- **To do**
Please output every line of the material as it stands, without the pictures.

- **Data rows**
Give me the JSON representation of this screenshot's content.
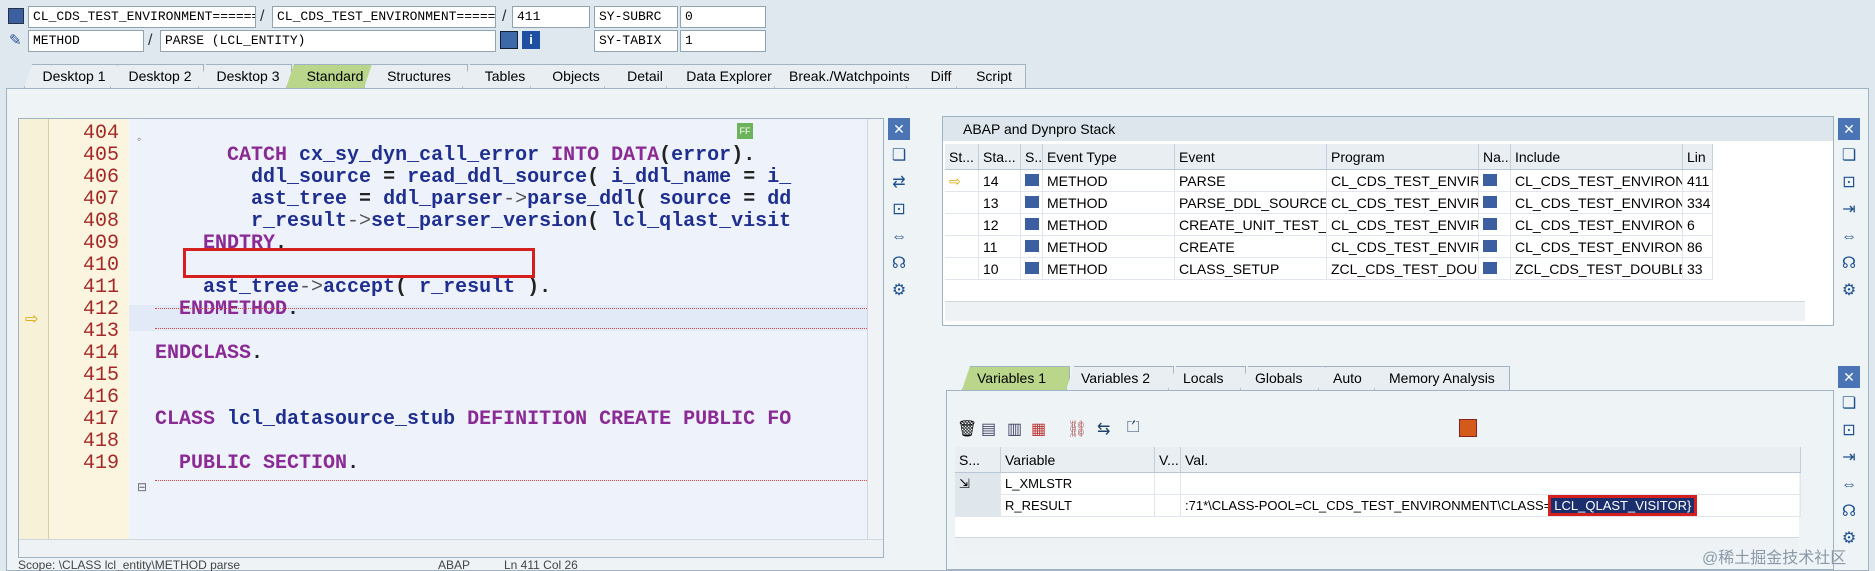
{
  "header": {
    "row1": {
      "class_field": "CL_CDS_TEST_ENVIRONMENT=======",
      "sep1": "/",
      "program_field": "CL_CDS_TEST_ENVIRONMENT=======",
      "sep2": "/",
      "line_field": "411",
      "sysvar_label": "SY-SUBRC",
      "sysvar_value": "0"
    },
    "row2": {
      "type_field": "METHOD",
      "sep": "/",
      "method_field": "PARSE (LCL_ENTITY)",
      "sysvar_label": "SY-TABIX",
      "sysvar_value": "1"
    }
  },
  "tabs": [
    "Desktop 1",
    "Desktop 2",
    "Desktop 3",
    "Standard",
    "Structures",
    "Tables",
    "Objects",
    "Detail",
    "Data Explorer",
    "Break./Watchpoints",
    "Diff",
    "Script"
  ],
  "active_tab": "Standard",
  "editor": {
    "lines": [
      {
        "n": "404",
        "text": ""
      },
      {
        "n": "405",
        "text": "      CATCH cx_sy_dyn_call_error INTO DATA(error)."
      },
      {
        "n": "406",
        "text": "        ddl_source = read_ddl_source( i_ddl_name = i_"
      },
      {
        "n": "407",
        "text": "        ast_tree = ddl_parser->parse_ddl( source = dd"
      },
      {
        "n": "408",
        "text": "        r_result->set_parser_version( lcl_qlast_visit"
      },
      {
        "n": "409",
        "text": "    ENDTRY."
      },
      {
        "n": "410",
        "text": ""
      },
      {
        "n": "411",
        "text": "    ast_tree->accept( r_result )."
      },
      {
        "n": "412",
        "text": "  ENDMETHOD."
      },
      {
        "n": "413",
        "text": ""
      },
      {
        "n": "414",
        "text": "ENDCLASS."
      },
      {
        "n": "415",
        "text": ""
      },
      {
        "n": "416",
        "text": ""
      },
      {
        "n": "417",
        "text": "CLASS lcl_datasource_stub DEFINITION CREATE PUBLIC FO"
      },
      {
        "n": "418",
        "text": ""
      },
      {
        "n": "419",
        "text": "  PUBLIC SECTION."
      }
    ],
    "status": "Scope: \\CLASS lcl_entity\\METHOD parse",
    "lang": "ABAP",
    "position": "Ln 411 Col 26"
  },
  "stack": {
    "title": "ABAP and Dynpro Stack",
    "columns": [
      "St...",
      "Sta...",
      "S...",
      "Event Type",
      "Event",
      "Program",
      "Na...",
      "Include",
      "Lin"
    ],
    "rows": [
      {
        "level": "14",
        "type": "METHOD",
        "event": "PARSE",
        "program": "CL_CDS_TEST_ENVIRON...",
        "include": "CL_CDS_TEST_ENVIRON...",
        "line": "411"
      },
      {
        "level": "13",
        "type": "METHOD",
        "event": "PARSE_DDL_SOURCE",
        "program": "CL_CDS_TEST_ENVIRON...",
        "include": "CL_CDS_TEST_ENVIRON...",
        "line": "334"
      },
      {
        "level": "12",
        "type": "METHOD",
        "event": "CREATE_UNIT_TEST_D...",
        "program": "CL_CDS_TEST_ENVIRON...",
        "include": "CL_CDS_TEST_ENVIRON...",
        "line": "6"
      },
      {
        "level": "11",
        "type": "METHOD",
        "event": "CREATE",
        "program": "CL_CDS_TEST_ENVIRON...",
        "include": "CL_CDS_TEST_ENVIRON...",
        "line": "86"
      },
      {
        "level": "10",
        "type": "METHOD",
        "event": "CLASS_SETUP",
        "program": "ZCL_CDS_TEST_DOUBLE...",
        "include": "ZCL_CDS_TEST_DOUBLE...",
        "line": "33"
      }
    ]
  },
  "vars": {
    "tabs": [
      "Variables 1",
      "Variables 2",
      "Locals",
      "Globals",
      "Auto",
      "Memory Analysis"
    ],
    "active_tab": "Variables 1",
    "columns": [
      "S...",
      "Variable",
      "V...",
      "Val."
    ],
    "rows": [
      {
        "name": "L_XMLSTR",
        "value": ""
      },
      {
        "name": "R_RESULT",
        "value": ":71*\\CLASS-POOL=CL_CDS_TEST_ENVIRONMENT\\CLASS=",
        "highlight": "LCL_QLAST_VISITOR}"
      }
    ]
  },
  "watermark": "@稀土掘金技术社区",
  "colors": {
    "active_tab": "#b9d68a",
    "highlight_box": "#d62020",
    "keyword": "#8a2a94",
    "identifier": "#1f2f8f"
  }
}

- **Solution to this problem**
Give me the JSON representation of this screenshot's content.
{
  "header": {
    "row1": {
      "class_field": "CL_CDS_TEST_ENVIRONMENT=======",
      "sep1": "/",
      "program_field": "CL_CDS_TEST_ENVIRONMENT=======",
      "sep2": "/",
      "line_field": "411",
      "sysvar_label": "SY-SUBRC",
      "sysvar_value": "0"
    },
    "row2": {
      "type_field": "METHOD",
      "sep": "/",
      "method_field": "PARSE (LCL_ENTITY)",
      "sysvar_label": "SY-TABIX",
      "sysvar_value": "1"
    }
  },
  "tabs": [
    "Desktop 1",
    "Desktop 2",
    "Desktop 3",
    "Standard",
    "Structures",
    "Tables",
    "Objects",
    "Detail",
    "Data Explorer",
    "Break./Watchpoints",
    "Diff",
    "Script"
  ],
  "active_tab": "Standard",
  "editor": {
    "lines": [
      {
        "n": "404",
        "text": ""
      },
      {
        "n": "405",
        "text": "      CATCH cx_sy_dyn_call_error INTO DATA(error)."
      },
      {
        "n": "406",
        "text": "        ddl_source = read_ddl_source( i_ddl_name = i_"
      },
      {
        "n": "407",
        "text": "        ast_tree = ddl_parser->parse_ddl( source = dd"
      },
      {
        "n": "408",
        "text": "        r_result->set_parser_version( lcl_qlast_visit"
      },
      {
        "n": "409",
        "text": "    ENDTRY."
      },
      {
        "n": "410",
        "text": ""
      },
      {
        "n": "411",
        "text": "    ast_tree->accept( r_result )."
      },
      {
        "n": "412",
        "text": "  ENDMETHOD."
      },
      {
        "n": "413",
        "text": ""
      },
      {
        "n": "414",
        "text": "ENDCLASS."
      },
      {
        "n": "415",
        "text": ""
      },
      {
        "n": "416",
        "text": ""
      },
      {
        "n": "417",
        "text": "CLASS lcl_datasource_stub DEFINITION CREATE PUBLIC FO"
      },
      {
        "n": "418",
        "text": ""
      },
      {
        "n": "419",
        "text": "  PUBLIC SECTION."
      }
    ],
    "status": "Scope: \\CLASS lcl_entity\\METHOD parse",
    "lang": "ABAP",
    "position": "Ln 411 Col 26"
  },
  "stack": {
    "title": "ABAP and Dynpro Stack",
    "columns": [
      "St...",
      "Sta...",
      "S...",
      "Event Type",
      "Event",
      "Program",
      "Na...",
      "Include",
      "Lin"
    ],
    "rows": [
      {
        "level": "14",
        "type": "METHOD",
        "event": "PARSE",
        "program": "CL_CDS_TEST_ENVIRON...",
        "include": "CL_CDS_TEST_ENVIRON...",
        "line": "411"
      },
      {
        "level": "13",
        "type": "METHOD",
        "event": "PARSE_DDL_SOURCE",
        "program": "CL_CDS_TEST_ENVIRON...",
        "include": "CL_CDS_TEST_ENVIRON...",
        "line": "334"
      },
      {
        "level": "12",
        "type": "METHOD",
        "event": "CREATE_UNIT_TEST_D...",
        "program": "CL_CDS_TEST_ENVIRON...",
        "include": "CL_CDS_TEST_ENVIRON...",
        "line": "6"
      },
      {
        "level": "11",
        "type": "METHOD",
        "event": "CREATE",
        "program": "CL_CDS_TEST_ENVIRON...",
        "include": "CL_CDS_TEST_ENVIRON...",
        "line": "86"
      },
      {
        "level": "10",
        "type": "METHOD",
        "event": "CLASS_SETUP",
        "program": "ZCL_CDS_TEST_DOUBLE...",
        "include": "ZCL_CDS_TEST_DOUBLE...",
        "line": "33"
      }
    ]
  },
  "vars": {
    "tabs": [
      "Variables 1",
      "Variables 2",
      "Locals",
      "Globals",
      "Auto",
      "Memory Analysis"
    ],
    "active_tab": "Variables 1",
    "columns": [
      "S...",
      "Variable",
      "V...",
      "Val."
    ],
    "rows": [
      {
        "name": "L_XMLSTR",
        "value": ""
      },
      {
        "name": "R_RESULT",
        "value": ":71*\\CLASS-POOL=CL_CDS_TEST_ENVIRONMENT\\CLASS=",
        "highlight": "LCL_QLAST_VISITOR}"
      }
    ]
  },
  "watermark": "@稀土掘金技术社区",
  "colors": {
    "active_tab": "#b9d68a",
    "highlight_box": "#d62020",
    "keyword": "#8a2a94",
    "identifier": "#1f2f8f"
  }
}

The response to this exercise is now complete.